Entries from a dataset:
⟨
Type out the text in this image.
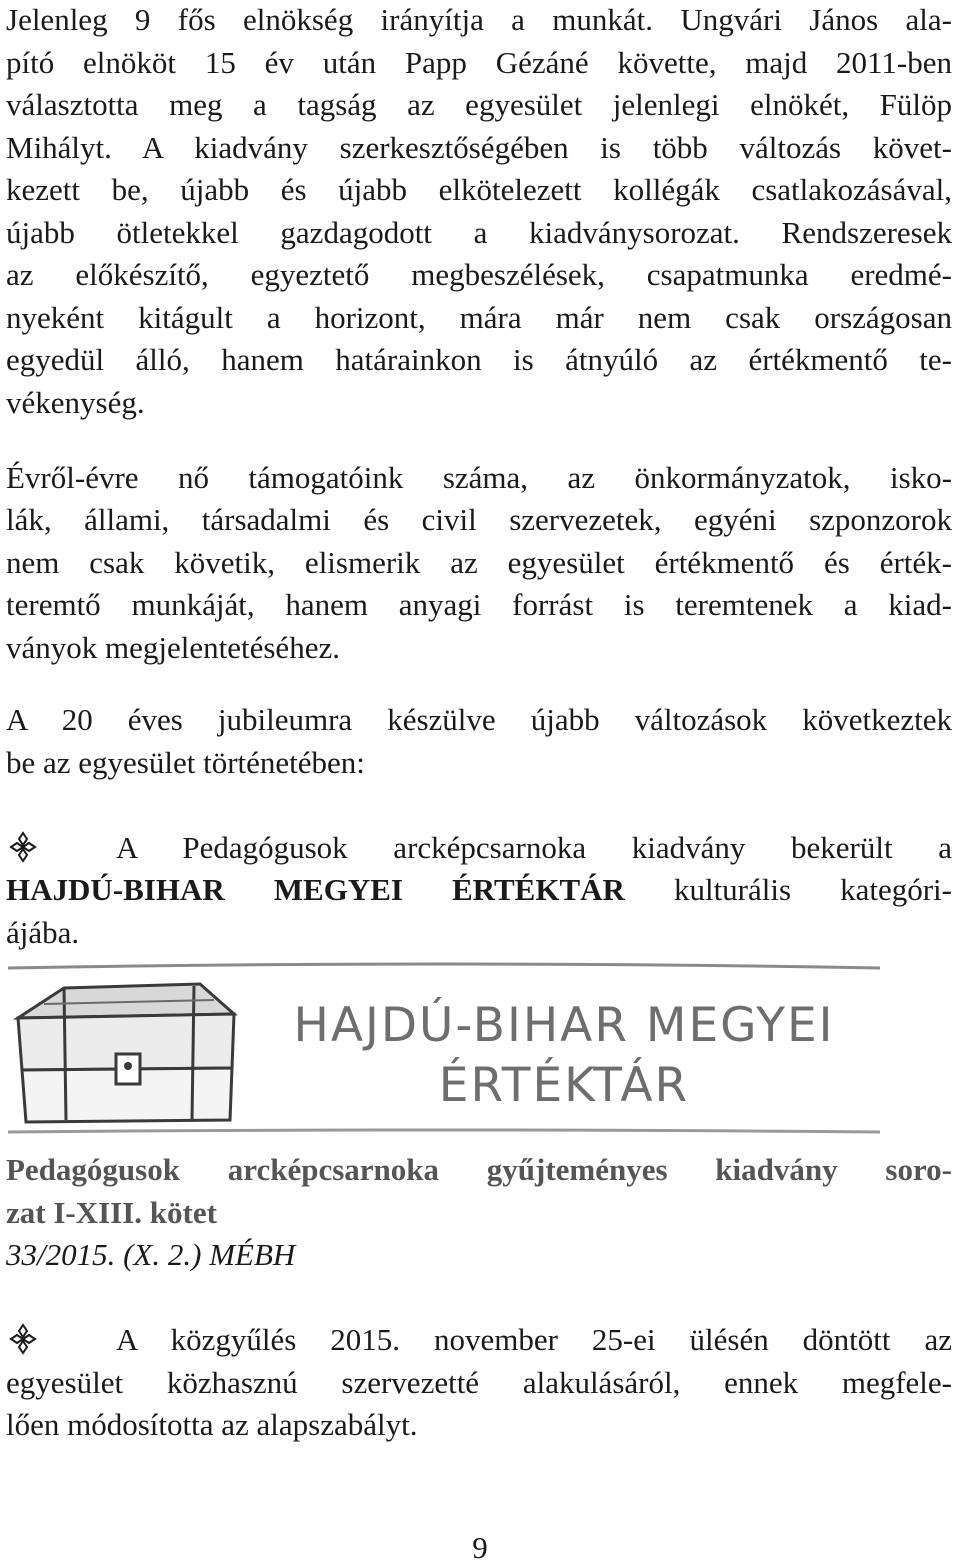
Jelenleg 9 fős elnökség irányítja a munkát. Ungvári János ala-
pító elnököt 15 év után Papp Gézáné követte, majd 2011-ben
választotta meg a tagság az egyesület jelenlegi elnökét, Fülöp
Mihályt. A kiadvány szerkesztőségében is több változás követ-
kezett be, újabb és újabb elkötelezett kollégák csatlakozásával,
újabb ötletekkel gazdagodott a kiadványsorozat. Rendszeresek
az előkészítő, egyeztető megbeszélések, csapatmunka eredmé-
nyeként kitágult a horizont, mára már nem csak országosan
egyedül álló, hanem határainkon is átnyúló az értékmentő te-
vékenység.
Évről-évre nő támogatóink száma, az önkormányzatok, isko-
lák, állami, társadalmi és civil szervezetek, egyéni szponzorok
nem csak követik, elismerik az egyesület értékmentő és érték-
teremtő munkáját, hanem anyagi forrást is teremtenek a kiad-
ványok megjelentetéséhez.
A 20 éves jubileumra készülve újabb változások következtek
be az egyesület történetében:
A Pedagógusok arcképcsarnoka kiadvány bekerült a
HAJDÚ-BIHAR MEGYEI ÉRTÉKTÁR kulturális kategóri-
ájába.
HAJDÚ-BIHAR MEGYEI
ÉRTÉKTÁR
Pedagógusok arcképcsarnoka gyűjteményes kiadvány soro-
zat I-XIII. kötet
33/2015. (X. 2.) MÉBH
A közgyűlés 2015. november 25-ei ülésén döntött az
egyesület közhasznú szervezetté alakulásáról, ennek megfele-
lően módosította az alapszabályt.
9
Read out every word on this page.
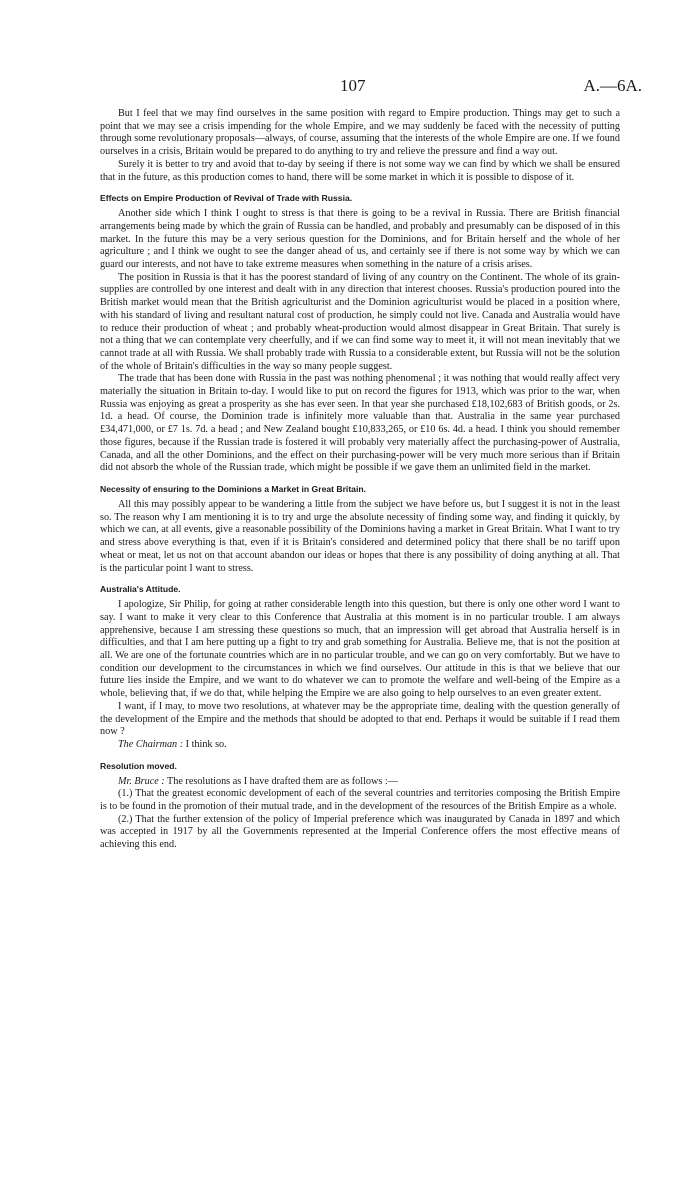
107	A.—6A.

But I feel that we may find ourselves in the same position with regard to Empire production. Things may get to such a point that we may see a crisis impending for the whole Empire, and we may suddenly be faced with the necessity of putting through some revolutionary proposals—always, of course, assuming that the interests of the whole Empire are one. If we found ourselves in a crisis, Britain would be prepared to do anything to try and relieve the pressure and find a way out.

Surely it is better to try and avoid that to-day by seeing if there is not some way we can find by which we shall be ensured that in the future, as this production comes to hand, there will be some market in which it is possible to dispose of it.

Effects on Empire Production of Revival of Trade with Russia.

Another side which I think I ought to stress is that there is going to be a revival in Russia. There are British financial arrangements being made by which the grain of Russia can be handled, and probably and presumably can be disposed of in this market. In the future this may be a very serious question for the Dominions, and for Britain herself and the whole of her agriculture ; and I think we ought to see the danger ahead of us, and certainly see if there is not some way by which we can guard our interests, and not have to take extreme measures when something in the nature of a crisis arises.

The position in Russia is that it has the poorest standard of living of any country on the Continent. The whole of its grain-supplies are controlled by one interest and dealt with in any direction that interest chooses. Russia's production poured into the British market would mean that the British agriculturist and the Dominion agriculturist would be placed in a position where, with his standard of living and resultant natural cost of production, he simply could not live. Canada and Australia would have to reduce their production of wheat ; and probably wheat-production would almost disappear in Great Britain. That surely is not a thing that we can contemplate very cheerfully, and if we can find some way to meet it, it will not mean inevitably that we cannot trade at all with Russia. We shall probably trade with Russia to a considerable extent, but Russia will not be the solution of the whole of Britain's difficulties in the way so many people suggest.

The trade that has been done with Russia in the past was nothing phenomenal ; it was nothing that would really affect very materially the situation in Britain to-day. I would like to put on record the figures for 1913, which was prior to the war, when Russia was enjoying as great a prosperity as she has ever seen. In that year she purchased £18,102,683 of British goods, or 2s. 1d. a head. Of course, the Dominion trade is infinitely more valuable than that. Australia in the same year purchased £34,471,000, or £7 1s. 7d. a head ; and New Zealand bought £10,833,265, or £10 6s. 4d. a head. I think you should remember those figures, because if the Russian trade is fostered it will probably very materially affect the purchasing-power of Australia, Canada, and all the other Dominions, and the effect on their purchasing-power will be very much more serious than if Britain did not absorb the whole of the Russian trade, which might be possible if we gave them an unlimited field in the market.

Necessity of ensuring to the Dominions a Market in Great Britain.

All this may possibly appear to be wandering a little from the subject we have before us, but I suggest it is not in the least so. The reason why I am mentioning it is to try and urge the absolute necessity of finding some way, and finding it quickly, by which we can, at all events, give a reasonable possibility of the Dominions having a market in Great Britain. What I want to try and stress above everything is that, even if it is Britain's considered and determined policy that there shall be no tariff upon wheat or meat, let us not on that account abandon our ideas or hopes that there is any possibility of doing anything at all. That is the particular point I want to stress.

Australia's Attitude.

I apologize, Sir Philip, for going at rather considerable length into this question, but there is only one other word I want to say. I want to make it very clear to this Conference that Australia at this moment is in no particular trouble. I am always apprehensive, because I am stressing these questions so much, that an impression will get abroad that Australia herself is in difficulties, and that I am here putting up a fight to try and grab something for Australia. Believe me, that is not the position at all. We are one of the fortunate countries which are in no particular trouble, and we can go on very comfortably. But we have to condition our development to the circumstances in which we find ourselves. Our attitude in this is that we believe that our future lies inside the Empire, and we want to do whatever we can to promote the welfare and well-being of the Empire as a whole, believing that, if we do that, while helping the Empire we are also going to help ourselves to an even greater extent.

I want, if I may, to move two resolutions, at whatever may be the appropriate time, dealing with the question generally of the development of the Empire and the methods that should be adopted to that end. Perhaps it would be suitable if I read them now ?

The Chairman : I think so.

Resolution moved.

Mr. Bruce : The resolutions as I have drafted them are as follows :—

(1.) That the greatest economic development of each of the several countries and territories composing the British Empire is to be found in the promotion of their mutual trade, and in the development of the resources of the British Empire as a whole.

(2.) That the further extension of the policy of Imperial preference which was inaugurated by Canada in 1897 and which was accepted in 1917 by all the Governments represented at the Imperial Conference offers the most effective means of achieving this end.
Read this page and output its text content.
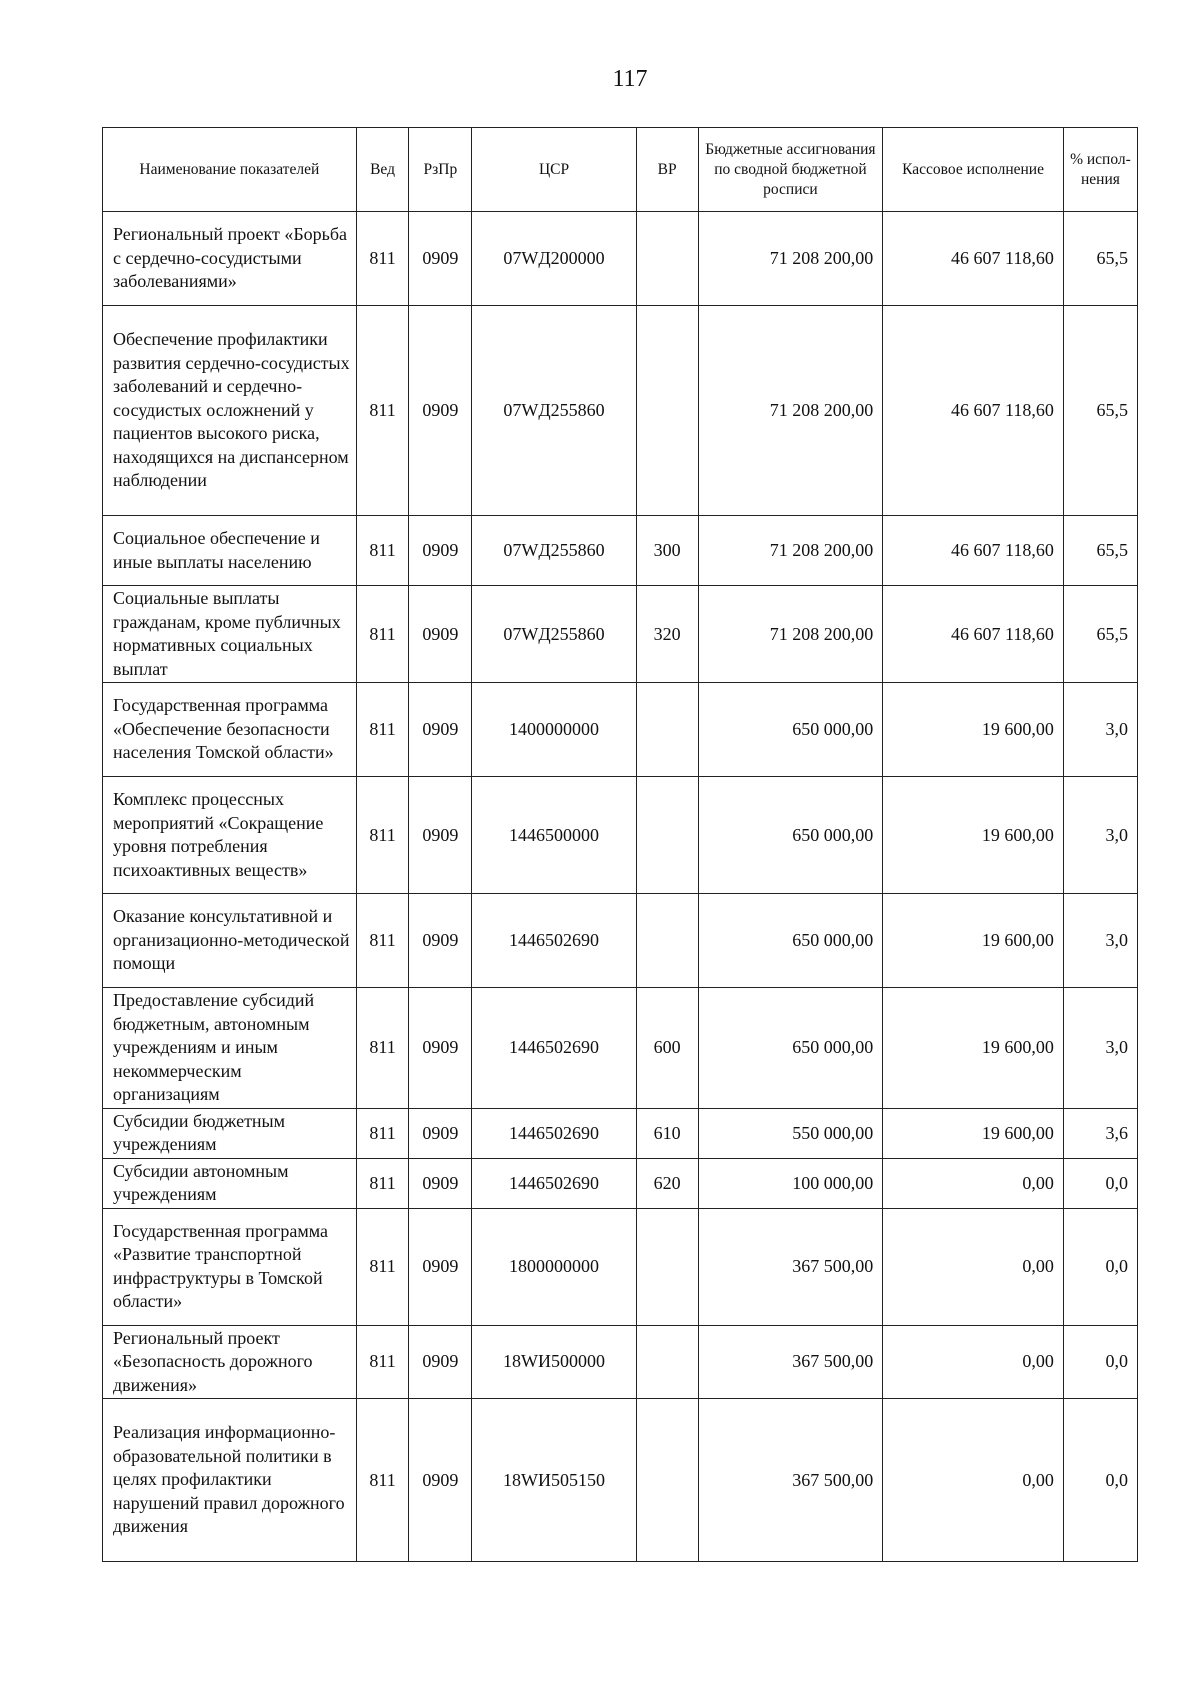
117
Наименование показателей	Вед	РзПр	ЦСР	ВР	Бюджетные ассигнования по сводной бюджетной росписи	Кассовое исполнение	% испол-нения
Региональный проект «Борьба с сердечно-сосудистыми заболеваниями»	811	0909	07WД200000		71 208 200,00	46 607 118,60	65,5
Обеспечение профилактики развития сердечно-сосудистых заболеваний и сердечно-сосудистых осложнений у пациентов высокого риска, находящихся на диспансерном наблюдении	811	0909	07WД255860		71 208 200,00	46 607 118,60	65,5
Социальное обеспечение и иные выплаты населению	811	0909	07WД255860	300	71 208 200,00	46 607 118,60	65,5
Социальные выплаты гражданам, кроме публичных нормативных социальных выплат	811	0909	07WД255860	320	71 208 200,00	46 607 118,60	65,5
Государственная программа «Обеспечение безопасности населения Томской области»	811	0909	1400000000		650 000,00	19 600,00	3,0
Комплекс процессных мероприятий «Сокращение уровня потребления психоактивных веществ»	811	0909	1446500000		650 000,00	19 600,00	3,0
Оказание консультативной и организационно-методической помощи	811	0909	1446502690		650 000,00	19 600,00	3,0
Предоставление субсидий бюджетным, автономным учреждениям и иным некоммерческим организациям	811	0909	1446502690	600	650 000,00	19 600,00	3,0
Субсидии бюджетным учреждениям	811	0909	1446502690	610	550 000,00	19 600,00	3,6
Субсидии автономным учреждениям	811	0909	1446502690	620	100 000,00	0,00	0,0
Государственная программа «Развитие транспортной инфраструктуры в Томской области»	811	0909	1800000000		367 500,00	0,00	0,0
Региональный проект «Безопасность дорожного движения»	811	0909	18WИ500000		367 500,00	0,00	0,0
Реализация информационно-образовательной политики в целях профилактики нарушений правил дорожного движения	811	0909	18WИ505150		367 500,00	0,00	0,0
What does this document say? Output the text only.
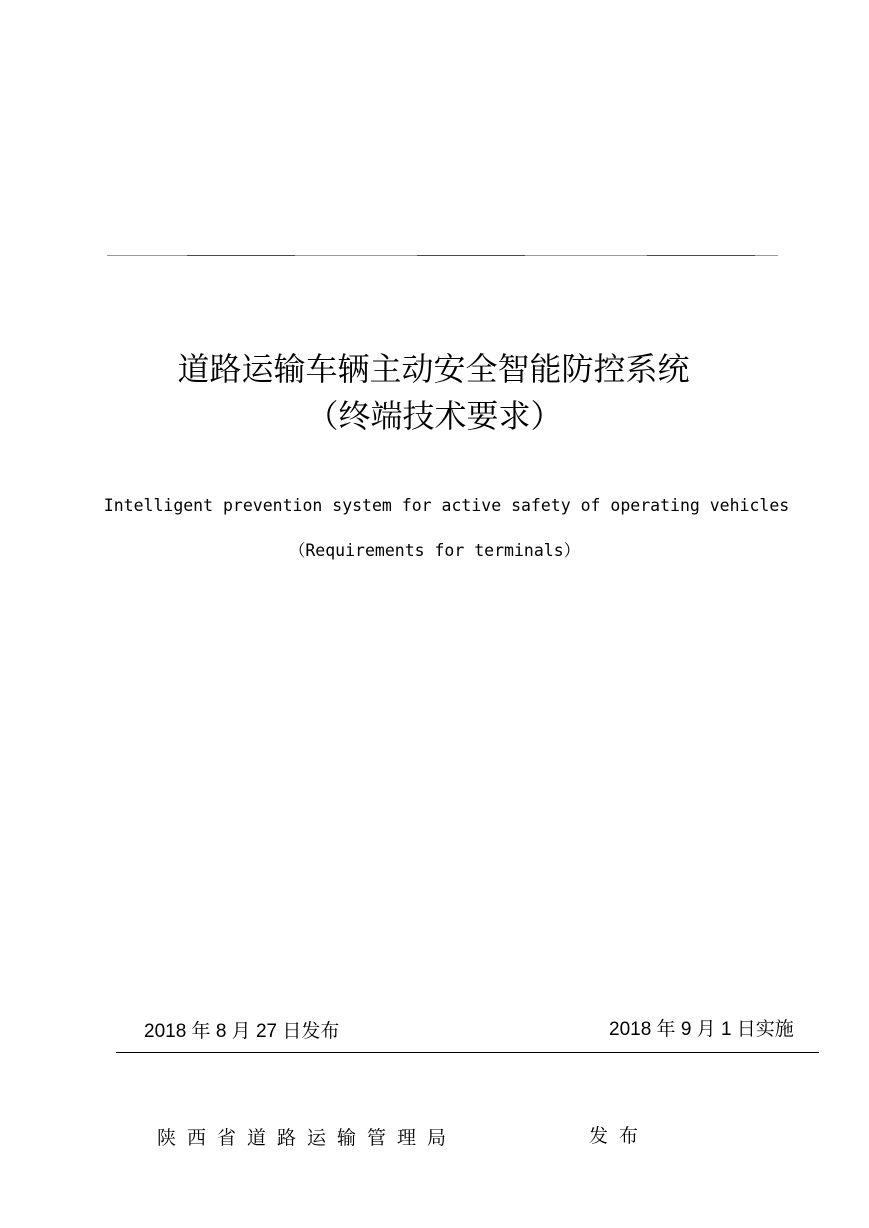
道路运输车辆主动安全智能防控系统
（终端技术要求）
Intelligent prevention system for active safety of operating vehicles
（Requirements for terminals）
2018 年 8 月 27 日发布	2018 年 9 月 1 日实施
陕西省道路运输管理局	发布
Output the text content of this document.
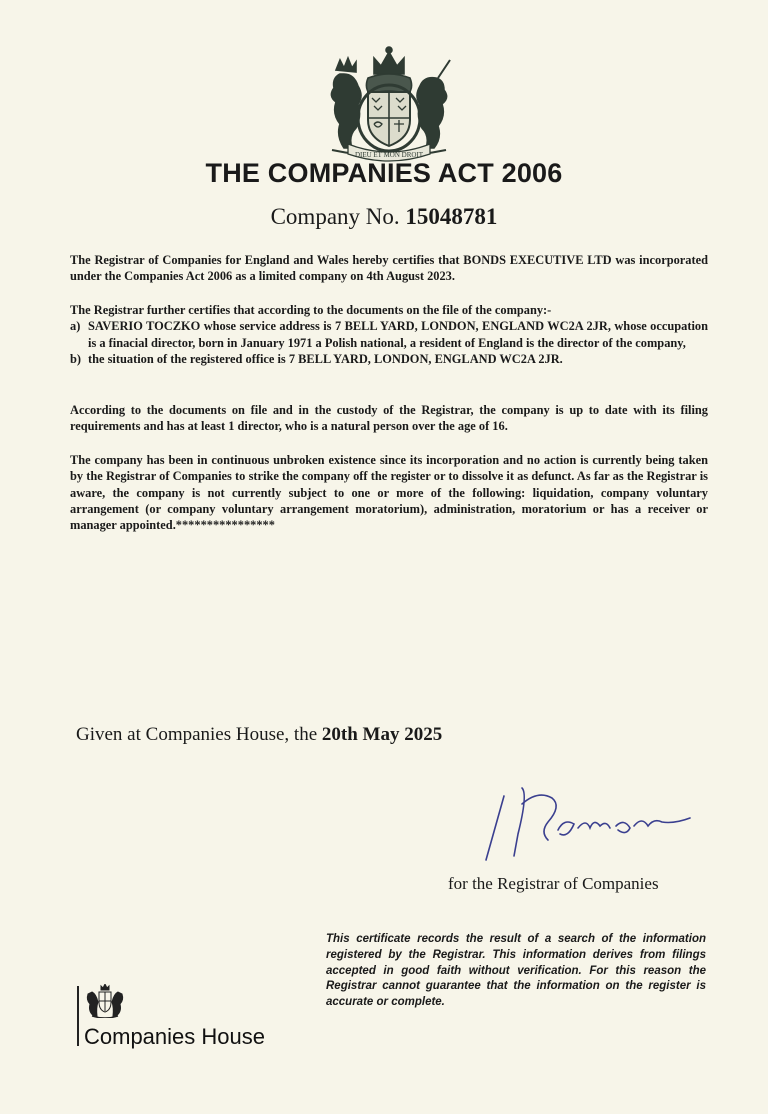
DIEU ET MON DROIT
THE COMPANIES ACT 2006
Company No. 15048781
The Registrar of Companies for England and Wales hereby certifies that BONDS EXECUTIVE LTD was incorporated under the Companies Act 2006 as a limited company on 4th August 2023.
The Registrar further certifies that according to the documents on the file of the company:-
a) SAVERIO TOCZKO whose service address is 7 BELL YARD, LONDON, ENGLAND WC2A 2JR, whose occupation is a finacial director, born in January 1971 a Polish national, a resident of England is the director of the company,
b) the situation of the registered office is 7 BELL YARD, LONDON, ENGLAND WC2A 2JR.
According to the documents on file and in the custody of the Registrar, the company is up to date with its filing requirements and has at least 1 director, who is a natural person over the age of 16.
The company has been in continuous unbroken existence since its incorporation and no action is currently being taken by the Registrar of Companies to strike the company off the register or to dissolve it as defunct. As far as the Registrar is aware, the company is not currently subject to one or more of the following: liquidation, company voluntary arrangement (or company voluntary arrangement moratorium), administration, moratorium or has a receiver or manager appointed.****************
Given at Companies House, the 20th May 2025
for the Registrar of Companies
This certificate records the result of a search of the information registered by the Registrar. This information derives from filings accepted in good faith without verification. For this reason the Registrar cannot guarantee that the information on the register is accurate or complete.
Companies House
⟩
Written task: Scan the material for lines with the word "BIHAR", and copy each line you find.

Result:
HAJDÚ-BIHAR MEGYEI ÉRTÉKTÁR kulturális kategóri-
HAJDÚ-BIHAR MEGYEI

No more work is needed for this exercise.